··· GIVEN ENTRIES ···

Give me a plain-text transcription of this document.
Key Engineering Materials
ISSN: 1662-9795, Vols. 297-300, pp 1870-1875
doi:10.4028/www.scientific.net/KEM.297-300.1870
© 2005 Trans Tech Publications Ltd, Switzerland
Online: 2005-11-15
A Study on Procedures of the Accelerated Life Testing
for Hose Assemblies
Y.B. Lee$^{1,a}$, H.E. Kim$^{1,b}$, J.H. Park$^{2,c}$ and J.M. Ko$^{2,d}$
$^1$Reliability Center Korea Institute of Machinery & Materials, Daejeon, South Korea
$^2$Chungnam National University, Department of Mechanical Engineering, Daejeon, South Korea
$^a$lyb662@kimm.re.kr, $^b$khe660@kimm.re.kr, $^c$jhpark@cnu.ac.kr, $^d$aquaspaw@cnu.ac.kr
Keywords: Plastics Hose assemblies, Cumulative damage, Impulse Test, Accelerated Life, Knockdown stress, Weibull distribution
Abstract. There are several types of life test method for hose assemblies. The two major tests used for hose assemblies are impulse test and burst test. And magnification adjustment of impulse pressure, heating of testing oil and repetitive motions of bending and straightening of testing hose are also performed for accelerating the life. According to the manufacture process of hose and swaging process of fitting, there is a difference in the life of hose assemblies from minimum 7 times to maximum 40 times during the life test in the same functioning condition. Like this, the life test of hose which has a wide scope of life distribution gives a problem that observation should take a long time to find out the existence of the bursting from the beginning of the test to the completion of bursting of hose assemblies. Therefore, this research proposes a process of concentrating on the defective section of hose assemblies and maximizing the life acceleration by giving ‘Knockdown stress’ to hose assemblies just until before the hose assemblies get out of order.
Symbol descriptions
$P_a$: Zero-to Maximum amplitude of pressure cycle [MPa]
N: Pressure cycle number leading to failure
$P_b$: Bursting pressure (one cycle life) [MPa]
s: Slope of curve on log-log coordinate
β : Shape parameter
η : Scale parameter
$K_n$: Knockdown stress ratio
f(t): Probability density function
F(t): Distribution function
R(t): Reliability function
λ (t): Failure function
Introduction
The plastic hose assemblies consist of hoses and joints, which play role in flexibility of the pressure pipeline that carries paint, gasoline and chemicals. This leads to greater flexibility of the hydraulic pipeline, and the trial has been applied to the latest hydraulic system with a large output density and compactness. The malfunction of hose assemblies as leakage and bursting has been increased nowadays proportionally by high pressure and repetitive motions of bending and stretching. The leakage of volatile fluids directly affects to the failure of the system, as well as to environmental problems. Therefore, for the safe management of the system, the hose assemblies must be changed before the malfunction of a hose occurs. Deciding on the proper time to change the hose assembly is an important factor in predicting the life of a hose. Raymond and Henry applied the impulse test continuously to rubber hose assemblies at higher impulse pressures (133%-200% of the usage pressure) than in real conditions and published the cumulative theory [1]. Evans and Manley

···

> _EXERCISE TASK_: For the data above, state how many lines contain "Reliability"; the number is the whole answer.

> _TASK ANSWER_: 2